(Some records)
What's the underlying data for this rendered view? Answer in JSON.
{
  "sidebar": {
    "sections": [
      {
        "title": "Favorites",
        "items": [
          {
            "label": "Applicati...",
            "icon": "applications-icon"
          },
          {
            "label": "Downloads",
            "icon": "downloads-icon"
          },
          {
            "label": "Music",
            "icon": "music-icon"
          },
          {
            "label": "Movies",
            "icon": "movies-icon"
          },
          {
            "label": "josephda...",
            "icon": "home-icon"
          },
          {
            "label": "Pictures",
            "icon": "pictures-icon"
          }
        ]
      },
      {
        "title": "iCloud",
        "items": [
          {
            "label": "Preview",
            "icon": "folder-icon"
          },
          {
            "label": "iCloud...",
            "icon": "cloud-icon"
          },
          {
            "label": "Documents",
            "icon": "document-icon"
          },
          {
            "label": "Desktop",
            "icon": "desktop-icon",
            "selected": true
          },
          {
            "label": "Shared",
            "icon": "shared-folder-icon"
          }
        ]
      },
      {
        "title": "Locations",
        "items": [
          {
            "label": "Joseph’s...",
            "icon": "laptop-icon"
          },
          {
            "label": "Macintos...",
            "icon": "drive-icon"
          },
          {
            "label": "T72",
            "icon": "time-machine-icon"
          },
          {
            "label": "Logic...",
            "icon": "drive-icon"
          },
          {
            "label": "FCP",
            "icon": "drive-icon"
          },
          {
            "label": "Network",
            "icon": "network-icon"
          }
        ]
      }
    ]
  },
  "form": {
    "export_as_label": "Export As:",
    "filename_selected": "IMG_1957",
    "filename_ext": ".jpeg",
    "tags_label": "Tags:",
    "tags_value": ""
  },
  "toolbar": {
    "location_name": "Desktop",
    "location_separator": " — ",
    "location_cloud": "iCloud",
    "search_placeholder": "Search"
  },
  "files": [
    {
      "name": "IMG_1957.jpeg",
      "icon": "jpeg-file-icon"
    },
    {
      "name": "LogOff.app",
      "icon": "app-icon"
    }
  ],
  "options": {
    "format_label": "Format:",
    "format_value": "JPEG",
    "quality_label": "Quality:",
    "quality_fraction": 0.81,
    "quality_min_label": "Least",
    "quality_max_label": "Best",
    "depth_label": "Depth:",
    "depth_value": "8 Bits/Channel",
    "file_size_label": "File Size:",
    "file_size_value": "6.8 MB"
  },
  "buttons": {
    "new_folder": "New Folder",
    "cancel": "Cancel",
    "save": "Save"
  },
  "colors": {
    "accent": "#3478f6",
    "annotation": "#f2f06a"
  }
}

* * *

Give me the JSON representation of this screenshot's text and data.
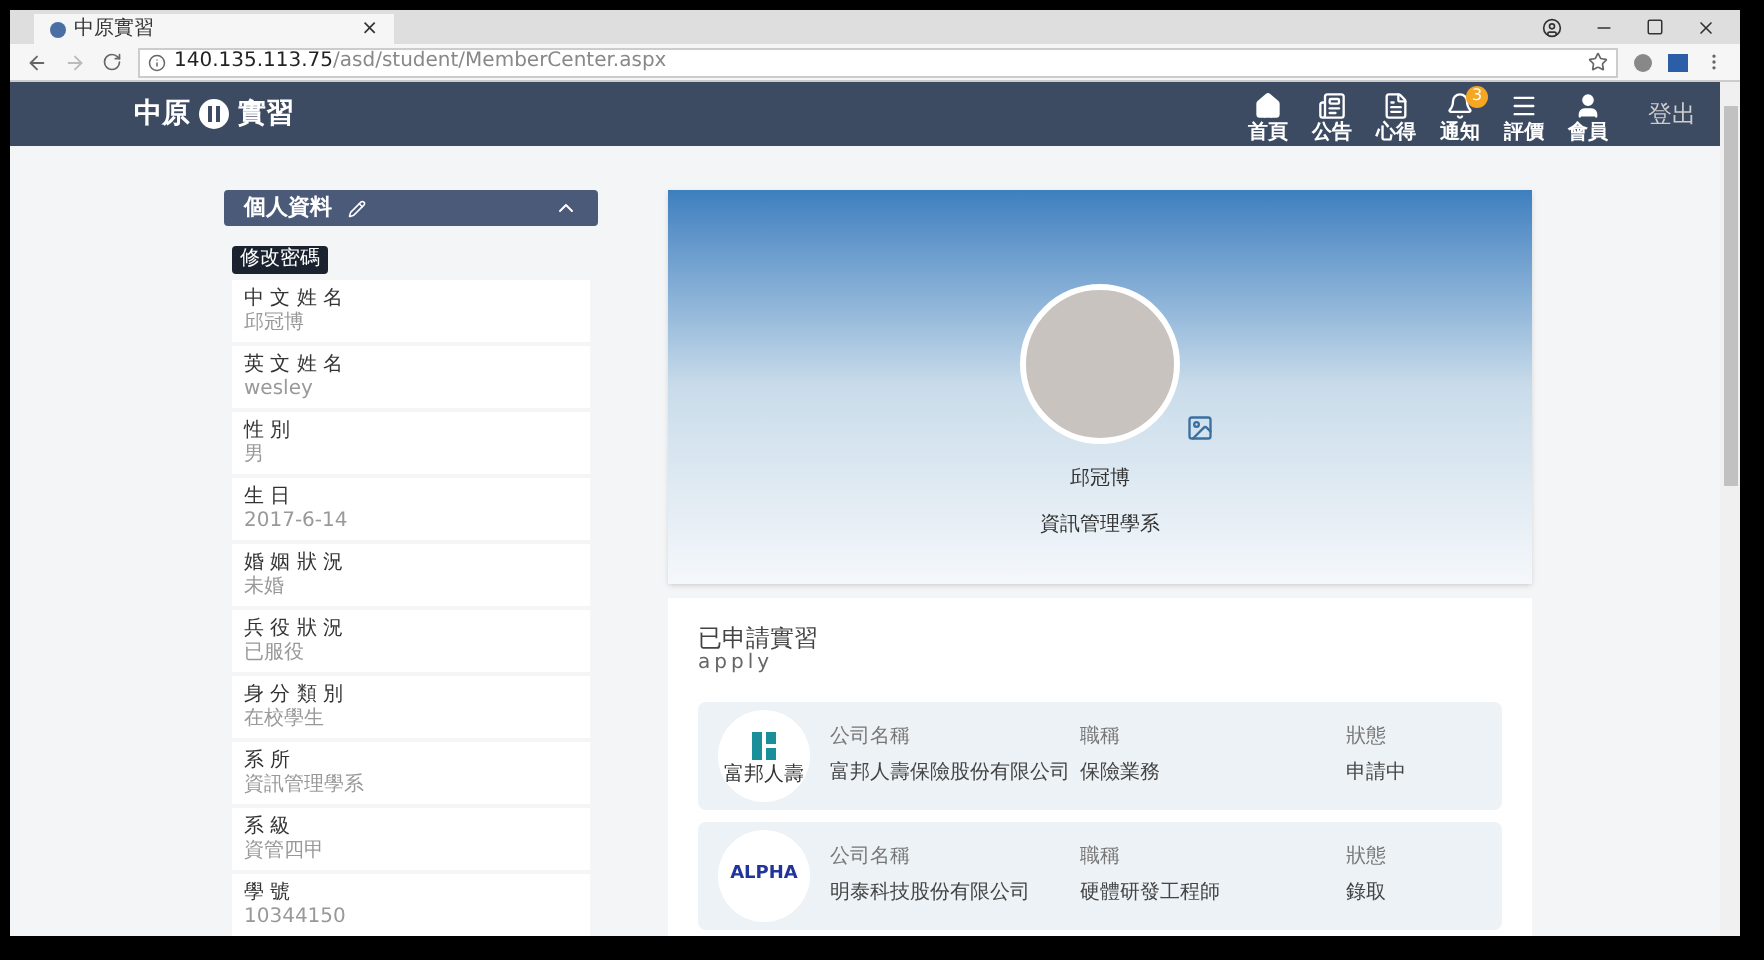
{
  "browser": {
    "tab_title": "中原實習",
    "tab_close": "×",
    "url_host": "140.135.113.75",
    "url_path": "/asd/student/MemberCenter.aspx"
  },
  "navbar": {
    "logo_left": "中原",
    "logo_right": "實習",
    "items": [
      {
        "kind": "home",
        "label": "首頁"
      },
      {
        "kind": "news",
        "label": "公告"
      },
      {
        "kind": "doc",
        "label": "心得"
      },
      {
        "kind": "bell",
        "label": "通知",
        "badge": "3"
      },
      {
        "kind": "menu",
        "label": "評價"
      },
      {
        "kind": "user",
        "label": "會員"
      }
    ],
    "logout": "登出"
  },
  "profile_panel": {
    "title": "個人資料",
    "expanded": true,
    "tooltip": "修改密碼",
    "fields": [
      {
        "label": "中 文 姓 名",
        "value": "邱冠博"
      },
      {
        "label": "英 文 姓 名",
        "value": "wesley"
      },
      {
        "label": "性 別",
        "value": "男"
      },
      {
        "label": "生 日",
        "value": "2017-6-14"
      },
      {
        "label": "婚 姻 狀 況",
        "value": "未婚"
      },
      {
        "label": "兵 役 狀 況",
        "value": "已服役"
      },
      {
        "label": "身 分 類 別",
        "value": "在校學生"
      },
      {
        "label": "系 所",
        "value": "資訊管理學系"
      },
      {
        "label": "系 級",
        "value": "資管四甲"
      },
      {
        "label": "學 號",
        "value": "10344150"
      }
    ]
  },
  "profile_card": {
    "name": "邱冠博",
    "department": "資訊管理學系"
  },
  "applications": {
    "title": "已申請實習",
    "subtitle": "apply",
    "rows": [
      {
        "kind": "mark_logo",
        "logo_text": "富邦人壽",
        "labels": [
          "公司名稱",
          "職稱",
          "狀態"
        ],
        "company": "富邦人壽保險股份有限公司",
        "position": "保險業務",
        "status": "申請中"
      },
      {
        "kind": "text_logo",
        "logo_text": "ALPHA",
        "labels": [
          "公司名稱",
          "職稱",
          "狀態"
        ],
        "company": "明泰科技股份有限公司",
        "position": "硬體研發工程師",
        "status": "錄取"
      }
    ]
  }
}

Exercise objective: Lines holding the word "company" in the entries above are the ones to pull out. Copy them all.

Solution to this problem:
        "company": "富邦人壽保險股份有限公司",
        "company": "明泰科技股份有限公司",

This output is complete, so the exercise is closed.